Bounding box annotations

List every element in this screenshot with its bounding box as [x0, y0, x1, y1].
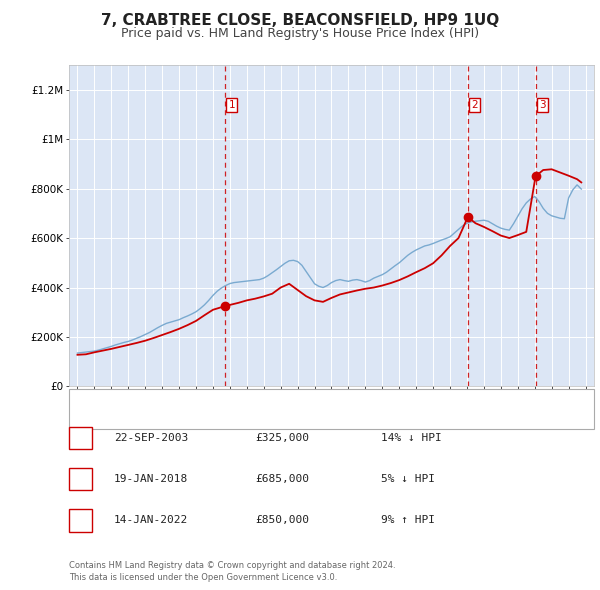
Text: 3: 3 [77, 516, 84, 525]
Text: 7, CRABTREE CLOSE, BEACONSFIELD, HP9 1UQ (detached house): 7, CRABTREE CLOSE, BEACONSFIELD, HP9 1UQ… [105, 395, 424, 405]
Text: 14% ↓ HPI: 14% ↓ HPI [381, 433, 442, 442]
Text: 14-JAN-2022: 14-JAN-2022 [114, 516, 188, 525]
Text: 5% ↓ HPI: 5% ↓ HPI [381, 474, 435, 484]
Text: 19-JAN-2018: 19-JAN-2018 [114, 474, 188, 484]
Text: 22-SEP-2003: 22-SEP-2003 [114, 433, 188, 442]
Text: 2: 2 [77, 474, 84, 484]
Text: 2: 2 [471, 100, 478, 110]
Text: £850,000: £850,000 [255, 516, 309, 525]
Text: This data is licensed under the Open Government Licence v3.0.: This data is licensed under the Open Gov… [69, 572, 337, 582]
Text: 1: 1 [77, 433, 84, 442]
Text: 3: 3 [539, 100, 545, 110]
Text: 7, CRABTREE CLOSE, BEACONSFIELD, HP9 1UQ: 7, CRABTREE CLOSE, BEACONSFIELD, HP9 1UQ [101, 13, 499, 28]
Text: 9% ↑ HPI: 9% ↑ HPI [381, 516, 435, 525]
Text: HPI: Average price, detached house, Buckinghamshire: HPI: Average price, detached house, Buck… [105, 414, 371, 424]
Text: Price paid vs. HM Land Registry's House Price Index (HPI): Price paid vs. HM Land Registry's House … [121, 27, 479, 40]
Text: £685,000: £685,000 [255, 474, 309, 484]
Text: £325,000: £325,000 [255, 433, 309, 442]
Text: Contains HM Land Registry data © Crown copyright and database right 2024.: Contains HM Land Registry data © Crown c… [69, 560, 395, 570]
Text: 1: 1 [229, 100, 235, 110]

• What the task requires:
Rewrite the lines of the listing from the line with "Text: 3: 3 [77, 516, 84, 525]" to the line with "Text: HPI: Average", substituting "terraced house" for "detached house" and changing nothing else.

• The solution:
Text: 3: 3 [77, 516, 84, 525]
Text: 7, CRABTREE CLOSE, BEACONSFIELD, HP9 1UQ (terraced house): 7, CRABTREE CLOSE, BEACONSFIELD, HP9 1UQ… [105, 395, 424, 405]
Text: 14% ↓ HPI: 14% ↓ HPI [381, 433, 442, 442]
Text: 14-JAN-2022: 14-JAN-2022 [114, 516, 188, 525]
Text: 5% ↓ HPI: 5% ↓ HPI [381, 474, 435, 484]
Text: 19-JAN-2018: 19-JAN-2018 [114, 474, 188, 484]
Text: 22-SEP-2003: 22-SEP-2003 [114, 433, 188, 442]
Text: 2: 2 [77, 474, 84, 484]
Text: 2: 2 [471, 100, 478, 110]
Text: £850,000: £850,000 [255, 516, 309, 525]
Text: This data is licensed under the Open Government Licence v3.0.: This data is licensed under the Open Gov… [69, 572, 337, 582]
Text: 1: 1 [77, 433, 84, 442]
Text: 3: 3 [539, 100, 545, 110]
Text: 7, CRABTREE CLOSE, BEACONSFIELD, HP9 1UQ: 7, CRABTREE CLOSE, BEACONSFIELD, HP9 1UQ [101, 13, 499, 28]
Text: 9% ↑ HPI: 9% ↑ HPI [381, 516, 435, 525]
Text: HPI: Average price, terraced house, Buckinghamshire: HPI: Average price, terraced house, Buck… [105, 414, 371, 424]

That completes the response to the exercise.